Problem to solve: Go through the material under this sentence. Return every line holding "photosynthetic".

Recorded information:
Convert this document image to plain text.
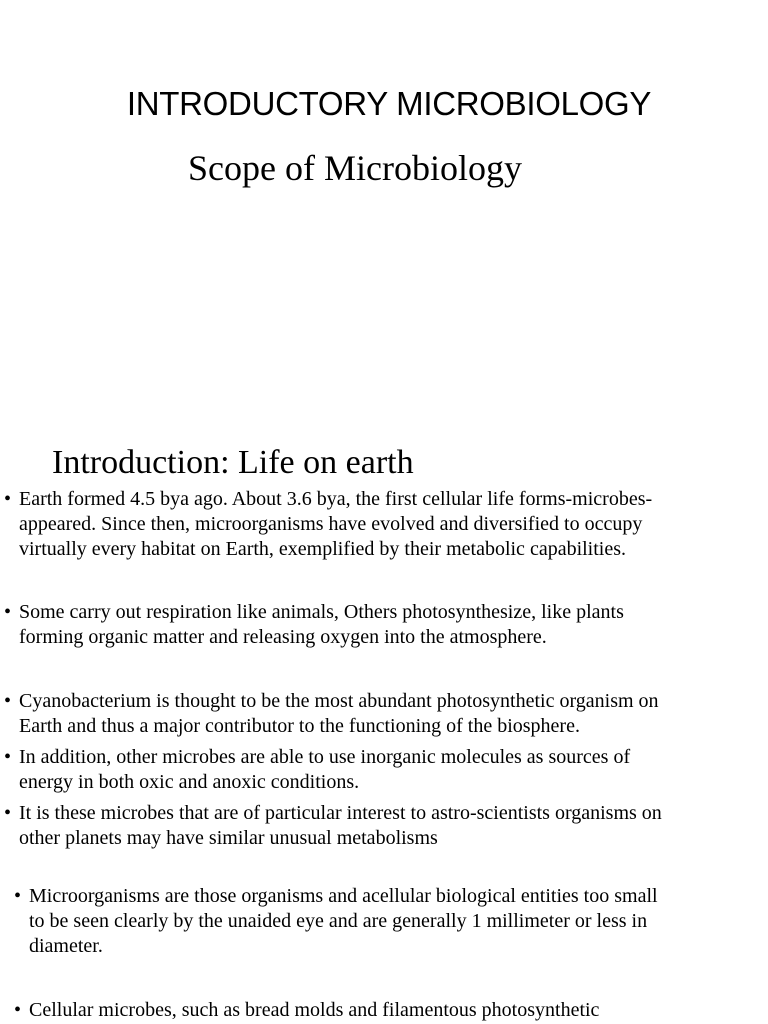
INTRODUCTORY MICROBIOLOGY
Scope of Microbiology
Introduction: Life on earth
• Earth formed 4.5 bya ago. About 3.6 bya, the first cellular life forms-microbes-
appeared. Since then, microorganisms have evolved and diversified to occupy
virtually every habitat on Earth, exemplified by their metabolic capabilities.
• Some carry out respiration like animals, Others photosynthesize, like plants
forming organic matter and releasing oxygen into the atmosphere.
• Cyanobacterium is thought to be the most abundant photosynthetic organism on
Earth and thus a major contributor to the functioning of the biosphere.
• In addition, other microbes are able to use inorganic molecules as sources of
energy in both oxic and anoxic conditions.
• It is these microbes that are of particular interest to astro-scientists organisms on
other planets may have similar unusual metabolisms
• Microorganisms are those organisms and acellular biological entities too small
to be seen clearly by the unaided eye and are generally 1 millimeter or less in
diameter.
• Cellular microbes, such as bread molds and filamentous photosynthetic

Exercise response:
• Cyanobacterium is thought to be the most abundant photosynthetic organism on
• Cellular microbes, such as bread molds and filamentous photosynthetic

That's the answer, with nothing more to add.